** Exercise instructions **
Without the pictures, write out all the lines below exactly as they appear.

** Data entries **

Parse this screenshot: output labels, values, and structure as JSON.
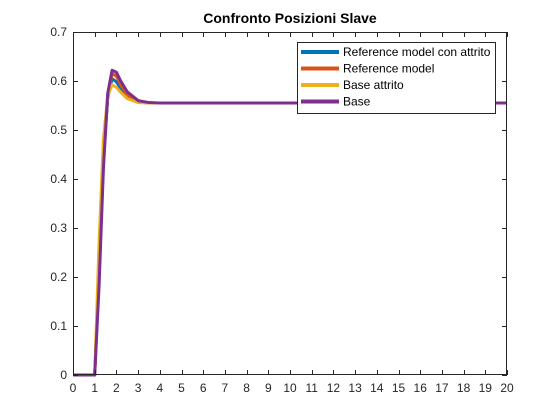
{
  "chart_data": {
    "type": "line",
    "title": "Confronto Posizioni Slave",
    "xlabel": "",
    "ylabel": "",
    "xlim": [
      0,
      20
    ],
    "ylim": [
      0,
      0.7
    ],
    "xticks": [
      0,
      1,
      2,
      3,
      4,
      5,
      6,
      7,
      8,
      9,
      10,
      11,
      12,
      13,
      14,
      15,
      16,
      17,
      18,
      19,
      20
    ],
    "yticks": [
      0,
      0.1,
      0.2,
      0.3,
      0.4,
      0.5,
      0.6,
      0.7
    ],
    "grid": false,
    "legend_position": "top-right",
    "series": [
      {
        "name": "Reference model con attrito",
        "color": "#0072BD",
        "points": [
          [
            0,
            0
          ],
          [
            1,
            0
          ],
          [
            1.2,
            0.22
          ],
          [
            1.4,
            0.44
          ],
          [
            1.6,
            0.565
          ],
          [
            1.8,
            0.605
          ],
          [
            2.0,
            0.598
          ],
          [
            2.2,
            0.585
          ],
          [
            2.5,
            0.567
          ],
          [
            3.0,
            0.557
          ],
          [
            3.5,
            0.555
          ],
          [
            4,
            0.555
          ],
          [
            20,
            0.555
          ]
        ]
      },
      {
        "name": "Reference model",
        "color": "#D95319",
        "points": [
          [
            0,
            0
          ],
          [
            1,
            0
          ],
          [
            1.2,
            0.2
          ],
          [
            1.4,
            0.43
          ],
          [
            1.6,
            0.57
          ],
          [
            1.8,
            0.615
          ],
          [
            2.0,
            0.61
          ],
          [
            2.2,
            0.592
          ],
          [
            2.5,
            0.572
          ],
          [
            3.0,
            0.558
          ],
          [
            3.5,
            0.555
          ],
          [
            4,
            0.555
          ],
          [
            20,
            0.555
          ]
        ]
      },
      {
        "name": "Base attrito",
        "color": "#EDB120",
        "points": [
          [
            0,
            0
          ],
          [
            1,
            0
          ],
          [
            1.2,
            0.27
          ],
          [
            1.4,
            0.48
          ],
          [
            1.6,
            0.57
          ],
          [
            1.8,
            0.592
          ],
          [
            2.0,
            0.587
          ],
          [
            2.2,
            0.577
          ],
          [
            2.5,
            0.564
          ],
          [
            3.0,
            0.556
          ],
          [
            3.5,
            0.555
          ],
          [
            4,
            0.555
          ],
          [
            20,
            0.555
          ]
        ]
      },
      {
        "name": "Base",
        "color": "#7E2F8E",
        "points": [
          [
            0,
            0
          ],
          [
            1,
            0
          ],
          [
            1.2,
            0.18
          ],
          [
            1.4,
            0.42
          ],
          [
            1.6,
            0.575
          ],
          [
            1.8,
            0.622
          ],
          [
            2.0,
            0.618
          ],
          [
            2.2,
            0.6
          ],
          [
            2.5,
            0.578
          ],
          [
            3.0,
            0.56
          ],
          [
            3.5,
            0.556
          ],
          [
            4,
            0.555
          ],
          [
            20,
            0.555
          ]
        ]
      }
    ]
  }
}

** The reply **
Parse this screenshot: output labels, values, and structure as JSON.
{
  "chart_data": {
    "type": "line",
    "title": "Confronto Posizioni Slave",
    "xlabel": "",
    "ylabel": "",
    "xlim": [
      0,
      20
    ],
    "ylim": [
      0,
      0.7
    ],
    "xticks": [
      0,
      1,
      2,
      3,
      4,
      5,
      6,
      7,
      8,
      9,
      10,
      11,
      12,
      13,
      14,
      15,
      16,
      17,
      18,
      19,
      20
    ],
    "yticks": [
      0,
      0.1,
      0.2,
      0.3,
      0.4,
      0.5,
      0.6,
      0.7
    ],
    "grid": false,
    "legend_position": "top-right",
    "series": [
      {
        "name": "Reference model con attrito",
        "color": "#0072BD",
        "points": [
          [
            0,
            0
          ],
          [
            1,
            0
          ],
          [
            1.2,
            0.22
          ],
          [
            1.4,
            0.44
          ],
          [
            1.6,
            0.565
          ],
          [
            1.8,
            0.605
          ],
          [
            2.0,
            0.598
          ],
          [
            2.2,
            0.585
          ],
          [
            2.5,
            0.567
          ],
          [
            3.0,
            0.557
          ],
          [
            3.5,
            0.555
          ],
          [
            4,
            0.555
          ],
          [
            20,
            0.555
          ]
        ]
      },
      {
        "name": "Reference model",
        "color": "#D95319",
        "points": [
          [
            0,
            0
          ],
          [
            1,
            0
          ],
          [
            1.2,
            0.2
          ],
          [
            1.4,
            0.43
          ],
          [
            1.6,
            0.57
          ],
          [
            1.8,
            0.615
          ],
          [
            2.0,
            0.61
          ],
          [
            2.2,
            0.592
          ],
          [
            2.5,
            0.572
          ],
          [
            3.0,
            0.558
          ],
          [
            3.5,
            0.555
          ],
          [
            4,
            0.555
          ],
          [
            20,
            0.555
          ]
        ]
      },
      {
        "name": "Base attrito",
        "color": "#EDB120",
        "points": [
          [
            0,
            0
          ],
          [
            1,
            0
          ],
          [
            1.2,
            0.27
          ],
          [
            1.4,
            0.48
          ],
          [
            1.6,
            0.57
          ],
          [
            1.8,
            0.592
          ],
          [
            2.0,
            0.587
          ],
          [
            2.2,
            0.577
          ],
          [
            2.5,
            0.564
          ],
          [
            3.0,
            0.556
          ],
          [
            3.5,
            0.555
          ],
          [
            4,
            0.555
          ],
          [
            20,
            0.555
          ]
        ]
      },
      {
        "name": "Base",
        "color": "#7E2F8E",
        "points": [
          [
            0,
            0
          ],
          [
            1,
            0
          ],
          [
            1.2,
            0.18
          ],
          [
            1.4,
            0.42
          ],
          [
            1.6,
            0.575
          ],
          [
            1.8,
            0.622
          ],
          [
            2.0,
            0.618
          ],
          [
            2.2,
            0.6
          ],
          [
            2.5,
            0.578
          ],
          [
            3.0,
            0.56
          ],
          [
            3.5,
            0.556
          ],
          [
            4,
            0.555
          ],
          [
            20,
            0.555
          ]
        ]
      }
    ]
  }
}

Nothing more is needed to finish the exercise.